### [DATA PROVIDED]
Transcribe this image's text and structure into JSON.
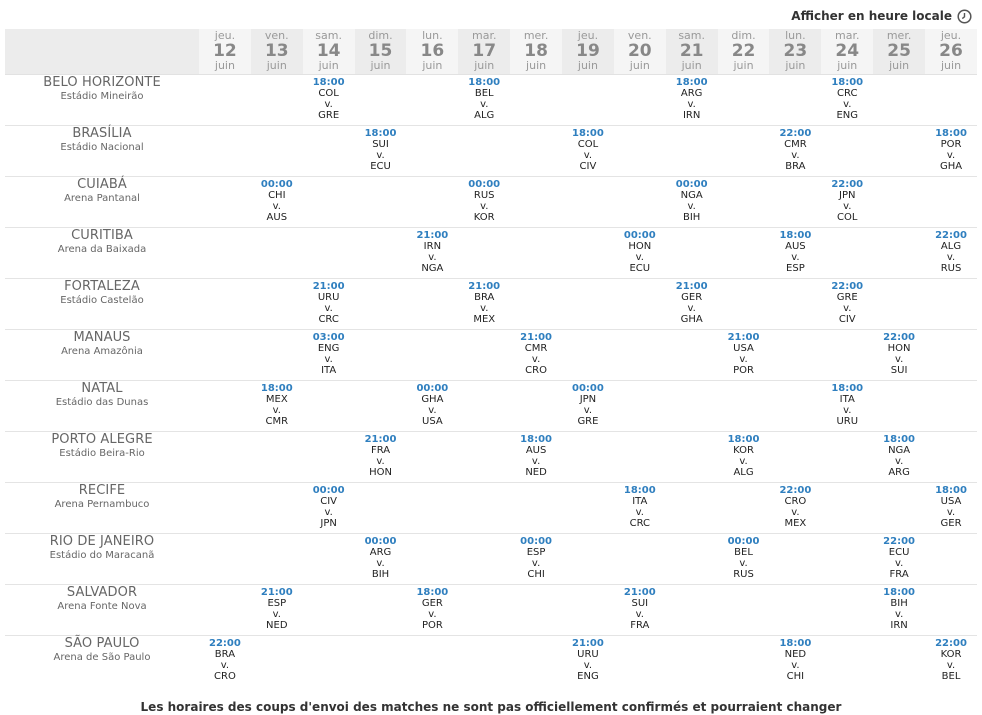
{
  "toolbar": {
    "local_time_label": "Afficher en heure locale",
    "icon": "clock-icon"
  },
  "days": [
    {
      "dow": "jeu.",
      "day": "12",
      "month": "juin"
    },
    {
      "dow": "ven.",
      "day": "13",
      "month": "juin"
    },
    {
      "dow": "sam.",
      "day": "14",
      "month": "juin"
    },
    {
      "dow": "dim.",
      "day": "15",
      "month": "juin"
    },
    {
      "dow": "lun.",
      "day": "16",
      "month": "juin"
    },
    {
      "dow": "mar.",
      "day": "17",
      "month": "juin"
    },
    {
      "dow": "mer.",
      "day": "18",
      "month": "juin"
    },
    {
      "dow": "jeu.",
      "day": "19",
      "month": "juin"
    },
    {
      "dow": "ven.",
      "day": "20",
      "month": "juin"
    },
    {
      "dow": "sam.",
      "day": "21",
      "month": "juin"
    },
    {
      "dow": "dim.",
      "day": "22",
      "month": "juin"
    },
    {
      "dow": "lun.",
      "day": "23",
      "month": "juin"
    },
    {
      "dow": "mar.",
      "day": "24",
      "month": "juin"
    },
    {
      "dow": "mer.",
      "day": "25",
      "month": "juin"
    },
    {
      "dow": "jeu.",
      "day": "26",
      "month": "juin"
    }
  ],
  "venues": [
    {
      "city": "BELO HORIZONTE",
      "stadium": "Estádio Mineirão",
      "matches": [
        {
          "day_index": 2,
          "time": "18:00",
          "home": "COL",
          "vs": "v.",
          "away": "GRE"
        },
        {
          "day_index": 5,
          "time": "18:00",
          "home": "BEL",
          "vs": "v.",
          "away": "ALG"
        },
        {
          "day_index": 9,
          "time": "18:00",
          "home": "ARG",
          "vs": "v.",
          "away": "IRN"
        },
        {
          "day_index": 12,
          "time": "18:00",
          "home": "CRC",
          "vs": "v.",
          "away": "ENG"
        }
      ]
    },
    {
      "city": "BRASÍLIA",
      "stadium": "Estádio Nacional",
      "matches": [
        {
          "day_index": 3,
          "time": "18:00",
          "home": "SUI",
          "vs": "v.",
          "away": "ECU"
        },
        {
          "day_index": 7,
          "time": "18:00",
          "home": "COL",
          "vs": "v.",
          "away": "CIV"
        },
        {
          "day_index": 11,
          "time": "22:00",
          "home": "CMR",
          "vs": "v.",
          "away": "BRA"
        },
        {
          "day_index": 14,
          "time": "18:00",
          "home": "POR",
          "vs": "v.",
          "away": "GHA"
        }
      ]
    },
    {
      "city": "CUIABÁ",
      "stadium": "Arena Pantanal",
      "matches": [
        {
          "day_index": 1,
          "time": "00:00",
          "home": "CHI",
          "vs": "v.",
          "away": "AUS"
        },
        {
          "day_index": 5,
          "time": "00:00",
          "home": "RUS",
          "vs": "v.",
          "away": "KOR"
        },
        {
          "day_index": 9,
          "time": "00:00",
          "home": "NGA",
          "vs": "v.",
          "away": "BIH"
        },
        {
          "day_index": 12,
          "time": "22:00",
          "home": "JPN",
          "vs": "v.",
          "away": "COL"
        }
      ]
    },
    {
      "city": "CURITIBA",
      "stadium": "Arena da Baixada",
      "matches": [
        {
          "day_index": 4,
          "time": "21:00",
          "home": "IRN",
          "vs": "v.",
          "away": "NGA"
        },
        {
          "day_index": 8,
          "time": "00:00",
          "home": "HON",
          "vs": "v.",
          "away": "ECU"
        },
        {
          "day_index": 11,
          "time": "18:00",
          "home": "AUS",
          "vs": "v.",
          "away": "ESP"
        },
        {
          "day_index": 14,
          "time": "22:00",
          "home": "ALG",
          "vs": "v.",
          "away": "RUS"
        }
      ]
    },
    {
      "city": "FORTALEZA",
      "stadium": "Estádio Castelão",
      "matches": [
        {
          "day_index": 2,
          "time": "21:00",
          "home": "URU",
          "vs": "v.",
          "away": "CRC"
        },
        {
          "day_index": 5,
          "time": "21:00",
          "home": "BRA",
          "vs": "v.",
          "away": "MEX"
        },
        {
          "day_index": 9,
          "time": "21:00",
          "home": "GER",
          "vs": "v.",
          "away": "GHA"
        },
        {
          "day_index": 12,
          "time": "22:00",
          "home": "GRE",
          "vs": "v.",
          "away": "CIV"
        }
      ]
    },
    {
      "city": "MANAUS",
      "stadium": "Arena Amazônia",
      "matches": [
        {
          "day_index": 2,
          "time": "03:00",
          "home": "ENG",
          "vs": "v.",
          "away": "ITA"
        },
        {
          "day_index": 6,
          "time": "21:00",
          "home": "CMR",
          "vs": "v.",
          "away": "CRO"
        },
        {
          "day_index": 10,
          "time": "21:00",
          "home": "USA",
          "vs": "v.",
          "away": "POR"
        },
        {
          "day_index": 13,
          "time": "22:00",
          "home": "HON",
          "vs": "v.",
          "away": "SUI"
        }
      ]
    },
    {
      "city": "NATAL",
      "stadium": "Estádio das Dunas",
      "matches": [
        {
          "day_index": 1,
          "time": "18:00",
          "home": "MEX",
          "vs": "v.",
          "away": "CMR"
        },
        {
          "day_index": 4,
          "time": "00:00",
          "home": "GHA",
          "vs": "v.",
          "away": "USA"
        },
        {
          "day_index": 7,
          "time": "00:00",
          "home": "JPN",
          "vs": "v.",
          "away": "GRE"
        },
        {
          "day_index": 12,
          "time": "18:00",
          "home": "ITA",
          "vs": "v.",
          "away": "URU"
        }
      ]
    },
    {
      "city": "PORTO ALEGRE",
      "stadium": "Estádio Beira-Rio",
      "matches": [
        {
          "day_index": 3,
          "time": "21:00",
          "home": "FRA",
          "vs": "v.",
          "away": "HON"
        },
        {
          "day_index": 6,
          "time": "18:00",
          "home": "AUS",
          "vs": "v.",
          "away": "NED"
        },
        {
          "day_index": 10,
          "time": "18:00",
          "home": "KOR",
          "vs": "v.",
          "away": "ALG"
        },
        {
          "day_index": 13,
          "time": "18:00",
          "home": "NGA",
          "vs": "v.",
          "away": "ARG"
        }
      ]
    },
    {
      "city": "RECIFE",
      "stadium": "Arena Pernambuco",
      "matches": [
        {
          "day_index": 2,
          "time": "00:00",
          "home": "CIV",
          "vs": "v.",
          "away": "JPN"
        },
        {
          "day_index": 8,
          "time": "18:00",
          "home": "ITA",
          "vs": "v.",
          "away": "CRC"
        },
        {
          "day_index": 11,
          "time": "22:00",
          "home": "CRO",
          "vs": "v.",
          "away": "MEX"
        },
        {
          "day_index": 14,
          "time": "18:00",
          "home": "USA",
          "vs": "v.",
          "away": "GER"
        }
      ]
    },
    {
      "city": "RIO DE JANEIRO",
      "stadium": "Estádio do Maracanã",
      "matches": [
        {
          "day_index": 3,
          "time": "00:00",
          "home": "ARG",
          "vs": "v.",
          "away": "BIH"
        },
        {
          "day_index": 6,
          "time": "00:00",
          "home": "ESP",
          "vs": "v.",
          "away": "CHI"
        },
        {
          "day_index": 10,
          "time": "00:00",
          "home": "BEL",
          "vs": "v.",
          "away": "RUS"
        },
        {
          "day_index": 13,
          "time": "22:00",
          "home": "ECU",
          "vs": "v.",
          "away": "FRA"
        }
      ]
    },
    {
      "city": "SALVADOR",
      "stadium": "Arena Fonte Nova",
      "matches": [
        {
          "day_index": 1,
          "time": "21:00",
          "home": "ESP",
          "vs": "v.",
          "away": "NED"
        },
        {
          "day_index": 4,
          "time": "18:00",
          "home": "GER",
          "vs": "v.",
          "away": "POR"
        },
        {
          "day_index": 8,
          "time": "21:00",
          "home": "SUI",
          "vs": "v.",
          "away": "FRA"
        },
        {
          "day_index": 13,
          "time": "18:00",
          "home": "BIH",
          "vs": "v.",
          "away": "IRN"
        }
      ]
    },
    {
      "city": "SÃO PAULO",
      "stadium": "Arena de São Paulo",
      "matches": [
        {
          "day_index": 0,
          "time": "22:00",
          "home": "BRA",
          "vs": "v.",
          "away": "CRO"
        },
        {
          "day_index": 7,
          "time": "21:00",
          "home": "URU",
          "vs": "v.",
          "away": "ENG"
        },
        {
          "day_index": 11,
          "time": "18:00",
          "home": "NED",
          "vs": "v.",
          "away": "CHI"
        },
        {
          "day_index": 14,
          "time": "22:00",
          "home": "KOR",
          "vs": "v.",
          "away": "BEL"
        }
      ]
    }
  ],
  "footer": {
    "note": "Les horaires des coups d'envoi des matches ne sont pas officiellement confirmés et pourraient changer"
  },
  "colors": {
    "time": "#2f7fbf",
    "header_bg": "#ececec",
    "row_border": "#e4e4e4"
  }
}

### [REQUIRED TASK]
Go over the records above and tally each line that includes "Estádio". Give the total by itself.

### [EXPECTED ANSWER]
6